What you have to do → Can you print the data exactly and leave out each image?
.....
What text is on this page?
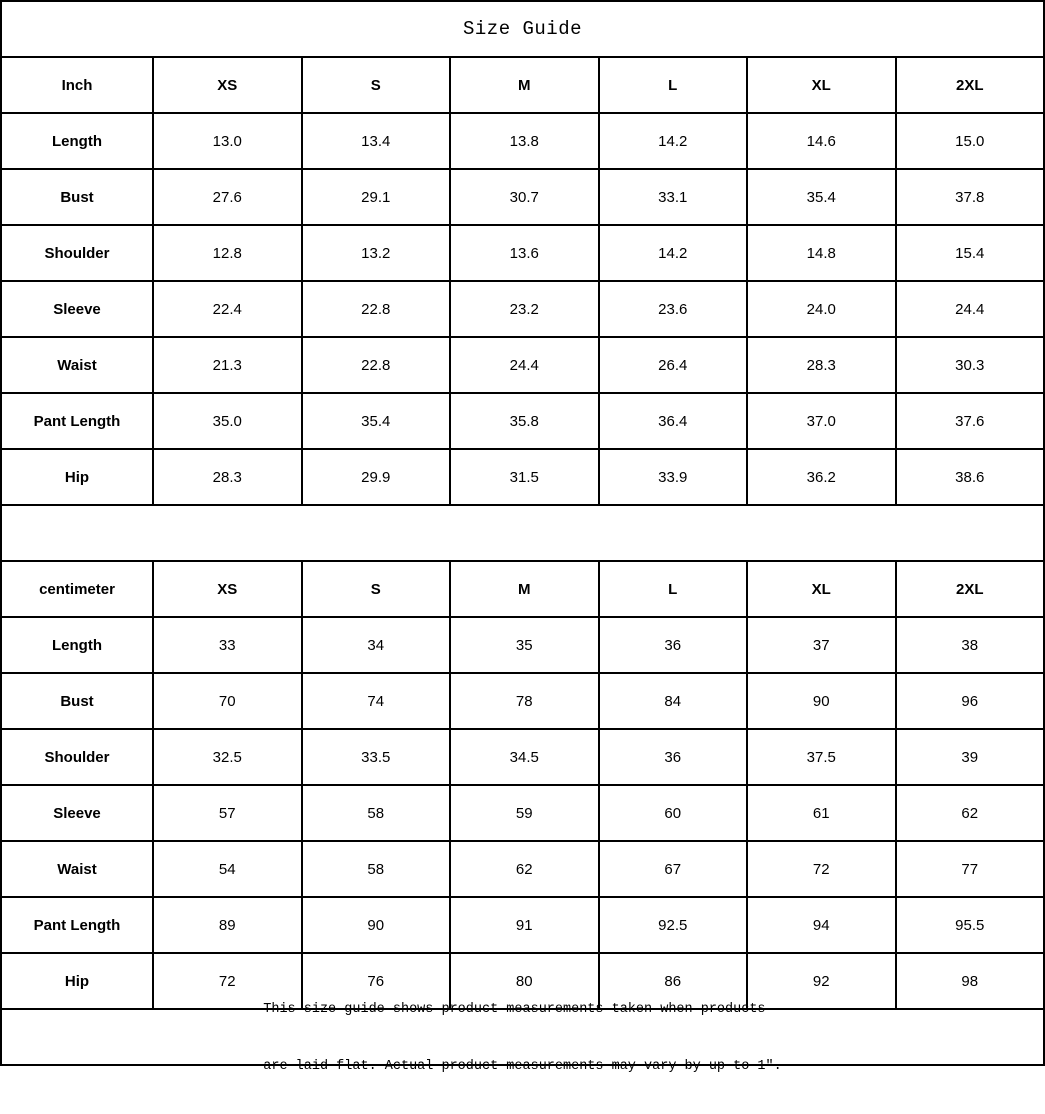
Size Guide
Inch	XS	S	M	L	XL	2XL
Length	13.0	13.4	13.8	14.2	14.6	15.0
Bust	27.6	29.1	30.7	33.1	35.4	37.8
Shoulder	12.8	13.2	13.6	14.2	14.8	15.4
Sleeve	22.4	22.8	23.2	23.6	24.0	24.4
Waist	21.3	22.8	24.4	26.4	28.3	30.3
Pant Length	35.0	35.4	35.8	36.4	37.0	37.6
Hip	28.3	29.9	31.5	33.9	36.2	38.6
centimeter	XS	S	M	L	XL	2XL
Length	33	34	35	36	37	38
Bust	70	74	78	84	90	96
Shoulder	32.5	33.5	34.5	36	37.5	39
Sleeve	57	58	59	60	61	62
Waist	54	58	62	67	72	77
Pant Length	89	90	91	92.5	94	95.5
Hip	72	76	80	86	92	98

This size guide shows product measurements taken when products

are laid flat. Actual product measurements may vary by up to 1″.
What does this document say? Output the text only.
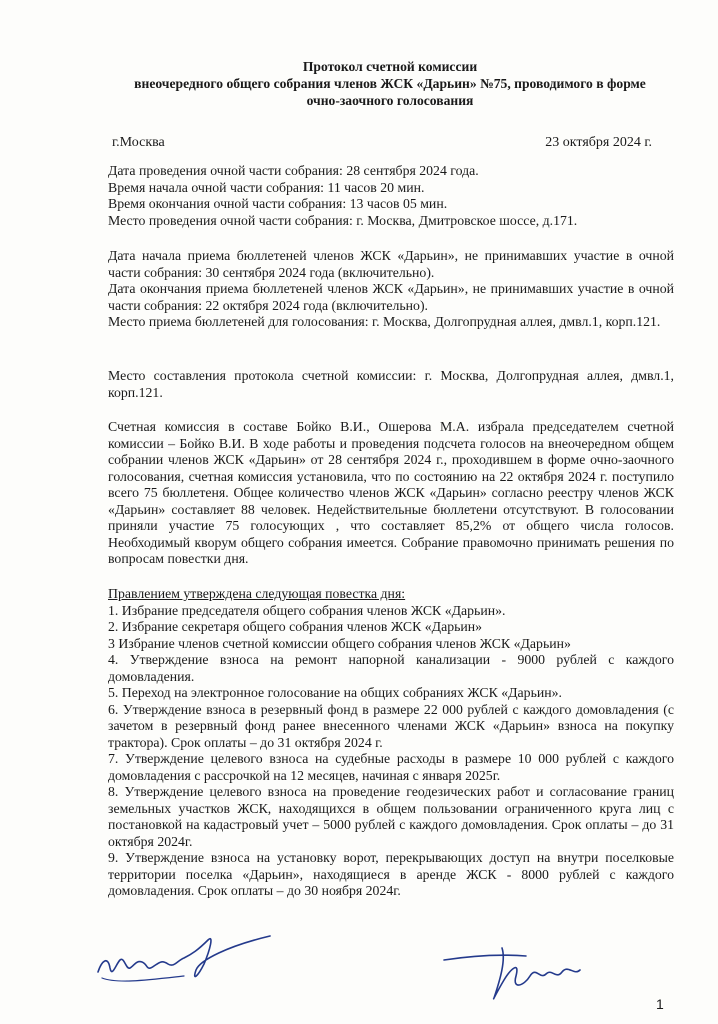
Протокол счетной комиссии
внеочередного общего собрания членов ЖСК «Дарьин» №75, проводимого в форме
очно-заочного голосования
г.Москва	23 октября 2024 г.

Дата проведения очной части собрания: 28 сентября 2024 года.

Время начала очной части собрания: 11 часов 20 мин.

Время окончания очной части собрания: 13 часов 05 мин.

Место проведения очной части собрания: г. Москва, Дмитровское шоссе, д.171.

Дата начала приема бюллетеней членов ЖСК «Дарьин», не принимавших участие в очной части собрания: 30 сентября 2024 года (включительно).

Дата окончания приема бюллетеней членов ЖСК «Дарьин», не принимавших участие в очной части собрания: 22 октября 2024 года (включительно).

Место приема бюллетеней для голосования: г. Москва, Долгопрудная аллея, дмвл.1, корп.121.

Место составления протокола счетной комиссии: г. Москва, Долгопрудная аллея, дмвл.1, корп.121.

Счетная комиссия в составе Бойко В.И., Ошерова М.А. избрала председателем счетной комиссии – Бойко В.И. В ходе работы и проведения подсчета голосов на внеочередном общем собрании членов ЖСК «Дарьин» от 28 сентября 2024 г., проходившем в форме очно-заочного голосования, счетная комиссия установила, что по состоянию на 22 октября 2024 г. поступило всего 75 бюллетеня. Общее количество членов ЖСК «Дарьин» согласно реестру членов ЖСК «Дарьин» составляет 88 человек. Недействительные бюллетени отсутствуют. В голосовании приняли участие 75 голосующих , что составляет 85,2% от общего числа голосов. Необходимый кворум общего собрания имеется. Собрание правомочно принимать решения по вопросам повестки дня.

Правлением утверждена следующая повестка дня:

1. Избрание председателя общего собрания членов ЖСК «Дарьин».

2. Избрание секретаря общего собрания членов ЖСК «Дарьин»

3 Избрание членов счетной комиссии общего собрания членов ЖСК «Дарьин»

4. Утверждение взноса на ремонт напорной канализации - 9000 рублей с каждого домовладения.

5. Переход на электронное голосование на общих собраниях ЖСК «Дарьин».

6. Утверждение взноса в резервный фонд в размере 22 000 рублей с каждого домовладения (с зачетом в резервный фонд ранее внесенного членами ЖСК «Дарьин» взноса на покупку трактора). Срок оплаты – до 31 октября 2024 г.

7. Утверждение целевого взноса на судебные расходы в размере 10 000 рублей с каждого домовладения с рассрочкой на 12 месяцев, начиная с января 2025г.

8. Утверждение целевого взноса на проведение геодезических работ и согласование границ земельных участков ЖСК, находящихся в общем пользовании ограниченного круга лиц с постановкой на кадастровый учет – 5000 рублей с каждого домовладения. Срок оплаты – до 31 октября 2024г.

9. Утверждение взноса на установку ворот, перекрывающих доступ на внутри поселковые территории поселка «Дарьин», находящиеся в аренде ЖСК - 8000 рублей с каждого домовладения. Срок оплаты – до 30 ноября 2024г.

1
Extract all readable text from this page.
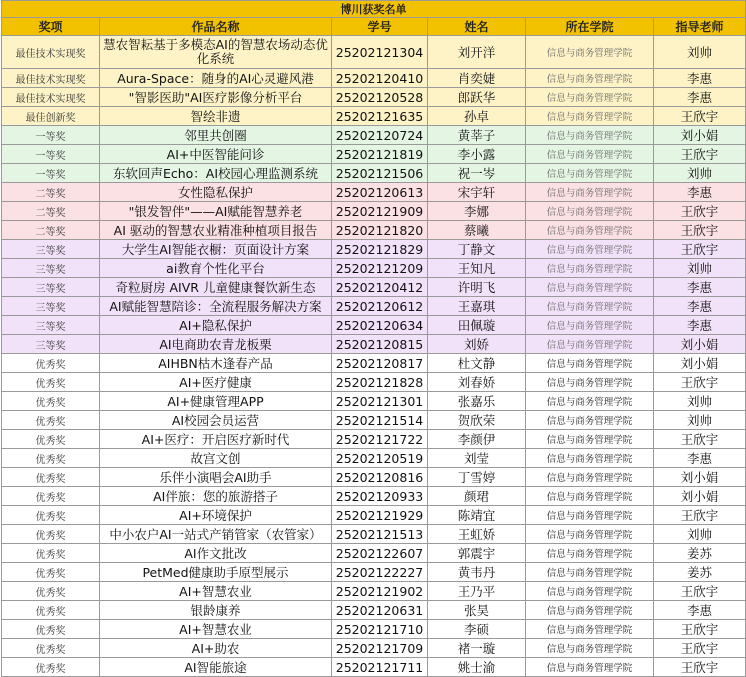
博川获奖名单					
奖项	作品名称	学号	姓名	所在学院	指导老师
最佳技术实现奖	慧农智耘基于多模态AI的智慧农场动态优化系统	25202121304	刘开洋	信息与商务管理学院	刘帅
最佳技术实现奖	Aura-Space：随身的AI心灵避风港	25202120410	肖奕婕	信息与商务管理学院	李惠
最佳技术实现奖	"智影医助"AI医疗影像分析平台	25202120528	郎跃华	信息与商务管理学院	李惠
最佳创新奖	智绘非遗	25202121635	孙卓	信息与商务管理学院	王欣宇
一等奖	邻里共创圈	25202120724	黄莘子	信息与商务管理学院	刘小娟
一等奖	AI+中医智能问诊	25202121819	李小露	信息与商务管理学院	王欣宇
一等奖	东软回声Echo：AI校园心理监测系统	25202121506	祝一岑	信息与商务管理学院	刘帅
二等奖	女性隐私保护	25202120613	宋宇轩	信息与商务管理学院	李惠
二等奖	"银发智伴"——AI赋能智慧养老	25202121909	李娜	信息与商务管理学院	王欣宇
二等奖	AI 驱动的智慧农业精准种植项目报告	25202121820	蔡曦	信息与商务管理学院	王欣宇
三等奖	大学生AI智能衣橱：页面设计方案	25202121829	丁静文	信息与商务管理学院	王欣宇
三等奖	ai教育个性化平台	25202121209	王知凡	信息与商务管理学院	刘帅
三等奖	奇粒厨房 AIVR 儿童健康餐饮新生态	25202120412	许明飞	信息与商务管理学院	李惠
三等奖	AI赋能智慧陪诊：全流程服务解决方案	25202120612	王嘉琪	信息与商务管理学院	李惠
三等奖	AI+隐私保护	25202120634	田佩璇	信息与商务管理学院	李惠
三等奖	AI电商助农青龙板栗	25202120815	刘娇	信息与商务管理学院	刘小娟
优秀奖	AIHBN枯木逢春产品	25202120817	杜文静	信息与商务管理学院	刘小娟
优秀奖	AI+医疗健康	25202121828	刘春娇	信息与商务管理学院	王欣宇
优秀奖	AI+健康管理APP	25202121301	张嘉乐	信息与商务管理学院	刘帅
优秀奖	AI校园会员运营	25202121514	贺欣荣	信息与商务管理学院	刘帅
优秀奖	AI+医疗：开启医疗新时代	25202121722	李颜伊	信息与商务管理学院	王欣宇
优秀奖	故宫文创	25202120519	刘莹	信息与商务管理学院	李惠
优秀奖	乐伴小演唱会AI助手	25202120816	丁雪婷	信息与商务管理学院	刘小娟
优秀奖	AI伴旅：您的旅游搭子	25202120933	颜珺	信息与商务管理学院	刘小娟
优秀奖	AI+环境保护	25202121929	陈靖宜	信息与商务管理学院	王欣宇
优秀奖	中小农户AI一站式产销管家（农管家）	25202121513	王虹娇	信息与商务管理学院	刘帅
优秀奖	AI作文批改	25202122607	郭震宇	信息与商务管理学院	姜苏
优秀奖	PetMed健康助手原型展示	25202122227	黄韦丹	信息与商务管理学院	姜苏
优秀奖	AI+智慧农业	25202121902	王乃平	信息与商务管理学院	王欣宇
优秀奖	银龄康养	25202120631	张昊	信息与商务管理学院	李惠
优秀奖	AI+智慧农业	25202121710	李硕	信息与商务管理学院	王欣宇
优秀奖	AI+助农	25202121709	褚一璇	信息与商务管理学院	王欣宇
优秀奖	AI智能旅途	25202121711	姚士渝	信息与商务管理学院	王欣宇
.....
Task output →
What text is on this page?
Size Guide
Inch	XS	S	M	L	XL	2XL
Length	13.0	13.4	13.8	14.2	14.6	15.0
Bust	27.6	29.1	30.7	33.1	35.4	37.8
Shoulder	12.8	13.2	13.6	14.2	14.8	15.4
Sleeve	22.4	22.8	23.2	23.6	24.0	24.4
Waist	21.3	22.8	24.4	26.4	28.3	30.3
Pant Length	35.0	35.4	35.8	36.4	37.0	37.6
Hip	28.3	29.9	31.5	33.9	36.2	38.6
centimeter	XS	S	M	L	XL	2XL
Length	33	34	35	36	37	38
Bust	70	74	78	84	90	96
Shoulder	32.5	33.5	34.5	36	37.5	39
Sleeve	57	58	59	60	61	62
Waist	54	58	62	67	72	77
Pant Length	89	90	91	92.5	94	95.5
Hip	72	76	80	86	92	98

This size guide shows product measurements taken when products

are laid flat. Actual product measurements may vary by up to 1″.
What does this document say? Output the text only.
Протокол счетной комиссии
внеочередного общего собрания членов ЖСК «Дарьин» №75, проводимого в форме
очно-заочного голосования
г.Москва	23 октября 2024 г.

Дата проведения очной части собрания: 28 сентября 2024 года.

Время начала очной части собрания: 11 часов 20 мин.

Время окончания очной части собрания: 13 часов 05 мин.

Место проведения очной части собрания: г. Москва, Дмитровское шоссе, д.171.

Дата начала приема бюллетеней членов ЖСК «Дарьин», не принимавших участие в очной части собрания: 30 сентября 2024 года (включительно).

Дата окончания приема бюллетеней членов ЖСК «Дарьин», не принимавших участие в очной части собрания: 22 октября 2024 года (включительно).

Место приема бюллетеней для голосования: г. Москва, Долгопрудная аллея, дмвл.1, корп.121.

Место составления протокола счетной комиссии: г. Москва, Долгопрудная аллея, дмвл.1, корп.121.

Счетная комиссия в составе Бойко В.И., Ошерова М.А. избрала председателем счетной комиссии – Бойко В.И. В ходе работы и проведения подсчета голосов на внеочередном общем собрании членов ЖСК «Дарьин» от 28 сентября 2024 г., проходившем в форме очно-заочного голосования, счетная комиссия установила, что по состоянию на 22 октября 2024 г. поступило всего 75 бюллетеня. Общее количество членов ЖСК «Дарьин» согласно реестру членов ЖСК «Дарьин» составляет 88 человек. Недействительные бюллетени отсутствуют. В голосовании приняли участие 75 голосующих , что составляет 85,2% от общего числа голосов. Необходимый кворум общего собрания имеется. Собрание правомочно принимать решения по вопросам повестки дня.

Правлением утверждена следующая повестка дня:

1. Избрание председателя общего собрания членов ЖСК «Дарьин».

2. Избрание секретаря общего собрания членов ЖСК «Дарьин»

3 Избрание членов счетной комиссии общего собрания членов ЖСК «Дарьин»

4. Утверждение взноса на ремонт напорной канализации - 9000 рублей с каждого домовладения.

5. Переход на электронное голосование на общих собраниях ЖСК «Дарьин».

6. Утверждение взноса в резервный фонд в размере 22 000 рублей с каждого домовладения (с зачетом в резервный фонд ранее внесенного членами ЖСК «Дарьин» взноса на покупку трактора). Срок оплаты – до 31 октября 2024 г.

7. Утверждение целевого взноса на судебные расходы в размере 10 000 рублей с каждого домовладения с рассрочкой на 12 месяцев, начиная с января 2025г.

8. Утверждение целевого взноса на проведение геодезических работ и согласование границ земельных участков ЖСК, находящихся в общем пользовании ограниченного круга лиц с постановкой на кадастровый учет – 5000 рублей с каждого домовладения. Срок оплаты – до 31 октября 2024г.

9. Утверждение взноса на установку ворот, перекрывающих доступ на внутри поселковые территории поселка «Дарьин», находящиеся в аренде ЖСК - 8000 рублей с каждого домовладения. Срок оплаты – до 30 ноября 2024г.

1
Extract all readable text from this page.
博川获奖名单					
奖项	作品名称	学号	姓名	所在学院	指导老师
最佳技术实现奖	慧农智耘基于多模态AI的智慧农场动态优化系统	25202121304	刘开洋	信息与商务管理学院	刘帅
最佳技术实现奖	Aura-Space：随身的AI心灵避风港	25202120410	肖奕婕	信息与商务管理学院	李惠
最佳技术实现奖	"智影医助"AI医疗影像分析平台	25202120528	郎跃华	信息与商务管理学院	李惠
最佳创新奖	智绘非遗	25202121635	孙卓	信息与商务管理学院	王欣宇
一等奖	邻里共创圈	25202120724	黄莘子	信息与商务管理学院	刘小娟
一等奖	AI+中医智能问诊	25202121819	李小露	信息与商务管理学院	王欣宇
一等奖	东软回声Echo：AI校园心理监测系统	25202121506	祝一岑	信息与商务管理学院	刘帅
二等奖	女性隐私保护	25202120613	宋宇轩	信息与商务管理学院	李惠
二等奖	"银发智伴"——AI赋能智慧养老	25202121909	李娜	信息与商务管理学院	王欣宇
二等奖	AI 驱动的智慧农业精准种植项目报告	25202121820	蔡曦	信息与商务管理学院	王欣宇
三等奖	大学生AI智能衣橱：页面设计方案	25202121829	丁静文	信息与商务管理学院	王欣宇
三等奖	ai教育个性化平台	25202121209	王知凡	信息与商务管理学院	刘帅
三等奖	奇粒厨房 AIVR 儿童健康餐饮新生态	25202120412	许明飞	信息与商务管理学院	李惠
三等奖	AI赋能智慧陪诊：全流程服务解决方案	25202120612	王嘉琪	信息与商务管理学院	李惠
三等奖	AI+隐私保护	25202120634	田佩璇	信息与商务管理学院	李惠
三等奖	AI电商助农青龙板栗	25202120815	刘娇	信息与商务管理学院	刘小娟
优秀奖	AIHBN枯木逢春产品	25202120817	杜文静	信息与商务管理学院	刘小娟
优秀奖	AI+医疗健康	25202121828	刘春娇	信息与商务管理学院	王欣宇
优秀奖	AI+健康管理APP	25202121301	张嘉乐	信息与商务管理学院	刘帅
优秀奖	AI校园会员运营	25202121514	贺欣荣	信息与商务管理学院	刘帅
优秀奖	AI+医疗：开启医疗新时代	25202121722	李颜伊	信息与商务管理学院	王欣宇
优秀奖	故宫文创	25202120519	刘莹	信息与商务管理学院	李惠
优秀奖	乐伴小演唱会AI助手	25202120816	丁雪婷	信息与商务管理学院	刘小娟
优秀奖	AI伴旅：您的旅游搭子	25202120933	颜珺	信息与商务管理学院	刘小娟
优秀奖	AI+环境保护	25202121929	陈靖宜	信息与商务管理学院	王欣宇
优秀奖	中小农户AI一站式产销管家（农管家）	25202121513	王虹娇	信息与商务管理学院	刘帅
优秀奖	AI作文批改	25202122607	郭震宇	信息与商务管理学院	姜苏
优秀奖	PetMed健康助手原型展示	25202122227	黄韦丹	信息与商务管理学院	姜苏
优秀奖	AI+智慧农业	25202121902	王乃平	信息与商务管理学院	王欣宇
优秀奖	银龄康养	25202120631	张昊	信息与商务管理学院	李惠
优秀奖	AI+智慧农业	25202121710	李硕	信息与商务管理学院	王欣宇
优秀奖	AI+助农	25202121709	褚一璇	信息与商务管理学院	王欣宇
优秀奖	AI智能旅途	25202121711	姚士渝	信息与商务管理学院	王欣宇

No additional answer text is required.